Stored records
#####
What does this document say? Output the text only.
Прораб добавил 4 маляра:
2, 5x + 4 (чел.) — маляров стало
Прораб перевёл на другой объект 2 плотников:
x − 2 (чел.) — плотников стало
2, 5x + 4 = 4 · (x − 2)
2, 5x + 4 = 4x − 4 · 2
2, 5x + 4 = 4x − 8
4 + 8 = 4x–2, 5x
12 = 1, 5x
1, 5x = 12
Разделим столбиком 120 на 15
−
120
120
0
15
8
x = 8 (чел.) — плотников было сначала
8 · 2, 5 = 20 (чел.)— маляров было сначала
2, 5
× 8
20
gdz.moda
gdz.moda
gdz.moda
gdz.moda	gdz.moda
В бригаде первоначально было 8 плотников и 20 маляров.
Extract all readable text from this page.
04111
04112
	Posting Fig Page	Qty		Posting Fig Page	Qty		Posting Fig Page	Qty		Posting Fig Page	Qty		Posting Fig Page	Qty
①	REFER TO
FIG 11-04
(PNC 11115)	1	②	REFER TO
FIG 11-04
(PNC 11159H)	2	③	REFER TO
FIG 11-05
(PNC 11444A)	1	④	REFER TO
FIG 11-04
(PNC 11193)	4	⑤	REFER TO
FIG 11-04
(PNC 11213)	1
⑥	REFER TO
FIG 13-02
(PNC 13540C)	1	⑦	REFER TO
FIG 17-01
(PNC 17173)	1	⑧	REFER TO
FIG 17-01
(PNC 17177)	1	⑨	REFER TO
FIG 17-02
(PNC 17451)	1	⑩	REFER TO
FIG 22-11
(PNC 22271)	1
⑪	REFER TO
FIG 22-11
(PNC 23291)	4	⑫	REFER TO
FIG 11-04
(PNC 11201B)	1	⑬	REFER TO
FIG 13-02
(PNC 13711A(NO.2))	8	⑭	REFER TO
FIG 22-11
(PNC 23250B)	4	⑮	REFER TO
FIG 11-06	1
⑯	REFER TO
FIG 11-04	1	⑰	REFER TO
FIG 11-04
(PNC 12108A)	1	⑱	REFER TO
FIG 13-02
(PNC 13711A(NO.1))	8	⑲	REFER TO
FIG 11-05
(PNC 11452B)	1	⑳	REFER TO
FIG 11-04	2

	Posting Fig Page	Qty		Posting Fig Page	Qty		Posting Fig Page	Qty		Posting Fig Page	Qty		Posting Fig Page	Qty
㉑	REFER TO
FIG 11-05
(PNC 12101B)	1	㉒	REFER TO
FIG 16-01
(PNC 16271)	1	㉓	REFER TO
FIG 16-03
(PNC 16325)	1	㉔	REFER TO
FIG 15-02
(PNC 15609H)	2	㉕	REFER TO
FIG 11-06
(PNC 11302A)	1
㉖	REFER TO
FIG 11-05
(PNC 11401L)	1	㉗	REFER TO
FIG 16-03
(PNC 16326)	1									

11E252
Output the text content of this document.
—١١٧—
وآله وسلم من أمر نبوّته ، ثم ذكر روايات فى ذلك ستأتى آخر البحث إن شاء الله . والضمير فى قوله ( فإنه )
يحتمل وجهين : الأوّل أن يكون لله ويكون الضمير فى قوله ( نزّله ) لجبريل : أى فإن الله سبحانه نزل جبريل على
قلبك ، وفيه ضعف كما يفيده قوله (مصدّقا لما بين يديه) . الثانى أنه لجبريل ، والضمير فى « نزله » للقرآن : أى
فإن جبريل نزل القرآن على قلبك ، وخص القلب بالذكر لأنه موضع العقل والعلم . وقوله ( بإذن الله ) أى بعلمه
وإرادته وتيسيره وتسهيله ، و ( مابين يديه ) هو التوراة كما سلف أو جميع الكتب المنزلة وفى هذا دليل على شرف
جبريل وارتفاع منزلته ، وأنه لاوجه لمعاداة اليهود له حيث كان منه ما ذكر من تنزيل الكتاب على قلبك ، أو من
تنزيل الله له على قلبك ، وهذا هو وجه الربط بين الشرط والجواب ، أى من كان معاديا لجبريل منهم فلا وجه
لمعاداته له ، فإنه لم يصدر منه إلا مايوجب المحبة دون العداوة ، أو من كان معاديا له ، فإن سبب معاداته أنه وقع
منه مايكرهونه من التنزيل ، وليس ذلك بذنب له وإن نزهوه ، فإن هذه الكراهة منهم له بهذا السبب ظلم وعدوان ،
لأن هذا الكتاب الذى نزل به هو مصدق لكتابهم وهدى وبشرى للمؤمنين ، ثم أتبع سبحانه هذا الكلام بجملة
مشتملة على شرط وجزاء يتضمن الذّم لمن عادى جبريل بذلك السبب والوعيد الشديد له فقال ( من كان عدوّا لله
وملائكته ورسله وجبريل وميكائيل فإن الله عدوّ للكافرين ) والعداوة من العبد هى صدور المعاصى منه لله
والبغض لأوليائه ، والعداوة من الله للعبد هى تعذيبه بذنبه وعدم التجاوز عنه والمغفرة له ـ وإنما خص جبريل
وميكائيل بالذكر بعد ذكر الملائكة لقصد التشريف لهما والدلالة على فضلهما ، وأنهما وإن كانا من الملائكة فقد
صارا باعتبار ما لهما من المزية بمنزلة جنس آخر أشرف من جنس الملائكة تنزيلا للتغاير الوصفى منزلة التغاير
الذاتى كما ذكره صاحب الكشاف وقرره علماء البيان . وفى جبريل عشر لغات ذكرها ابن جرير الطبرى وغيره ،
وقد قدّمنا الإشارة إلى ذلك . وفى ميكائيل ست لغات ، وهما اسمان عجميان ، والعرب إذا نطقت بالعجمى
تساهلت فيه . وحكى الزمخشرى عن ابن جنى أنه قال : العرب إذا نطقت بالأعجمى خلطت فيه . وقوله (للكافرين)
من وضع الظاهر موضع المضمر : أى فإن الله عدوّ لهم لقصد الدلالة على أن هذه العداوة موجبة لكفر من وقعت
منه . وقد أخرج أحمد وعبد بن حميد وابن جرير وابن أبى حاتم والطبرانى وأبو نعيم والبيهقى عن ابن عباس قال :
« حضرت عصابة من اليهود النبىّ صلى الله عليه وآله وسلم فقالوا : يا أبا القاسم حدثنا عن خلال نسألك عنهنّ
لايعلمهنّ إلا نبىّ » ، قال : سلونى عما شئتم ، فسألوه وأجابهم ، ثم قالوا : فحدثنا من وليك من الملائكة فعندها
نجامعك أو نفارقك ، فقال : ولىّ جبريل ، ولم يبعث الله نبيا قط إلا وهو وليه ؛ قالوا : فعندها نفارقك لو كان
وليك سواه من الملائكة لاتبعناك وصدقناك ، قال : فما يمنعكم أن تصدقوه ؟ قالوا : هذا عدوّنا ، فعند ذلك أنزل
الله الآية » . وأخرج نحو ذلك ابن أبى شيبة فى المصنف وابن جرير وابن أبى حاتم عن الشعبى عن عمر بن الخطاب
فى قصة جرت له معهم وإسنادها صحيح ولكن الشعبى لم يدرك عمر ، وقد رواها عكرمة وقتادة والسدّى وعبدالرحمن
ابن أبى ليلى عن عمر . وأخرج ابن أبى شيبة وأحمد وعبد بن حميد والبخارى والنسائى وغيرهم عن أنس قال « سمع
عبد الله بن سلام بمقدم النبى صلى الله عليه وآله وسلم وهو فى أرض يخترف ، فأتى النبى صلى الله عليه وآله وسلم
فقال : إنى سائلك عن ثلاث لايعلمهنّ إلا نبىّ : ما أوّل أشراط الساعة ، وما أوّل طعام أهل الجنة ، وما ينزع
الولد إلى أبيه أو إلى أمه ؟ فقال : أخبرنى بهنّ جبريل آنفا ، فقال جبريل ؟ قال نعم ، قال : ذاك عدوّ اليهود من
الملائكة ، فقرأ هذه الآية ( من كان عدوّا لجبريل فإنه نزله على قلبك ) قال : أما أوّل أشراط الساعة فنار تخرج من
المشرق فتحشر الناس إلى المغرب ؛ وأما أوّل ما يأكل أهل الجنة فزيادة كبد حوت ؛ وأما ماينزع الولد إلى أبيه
#####
### [TASK TO COMPLETE]
Filter the listing above for the string "الشعبى" and copy every matching line.

### [RIGHT ANSWER]
الله الآية » . وأخرج نحو ذلك ابن أبى شيبة فى المصنف وابن جرير وابن أبى حاتم عن الشعبى عن عمر بن الخطاب
فى قصة جرت له معهم وإسنادها صحيح ولكن الشعبى لم يدرك عمر ، وقد رواها عكرمة وقتادة والسدّى وعبدالرحمن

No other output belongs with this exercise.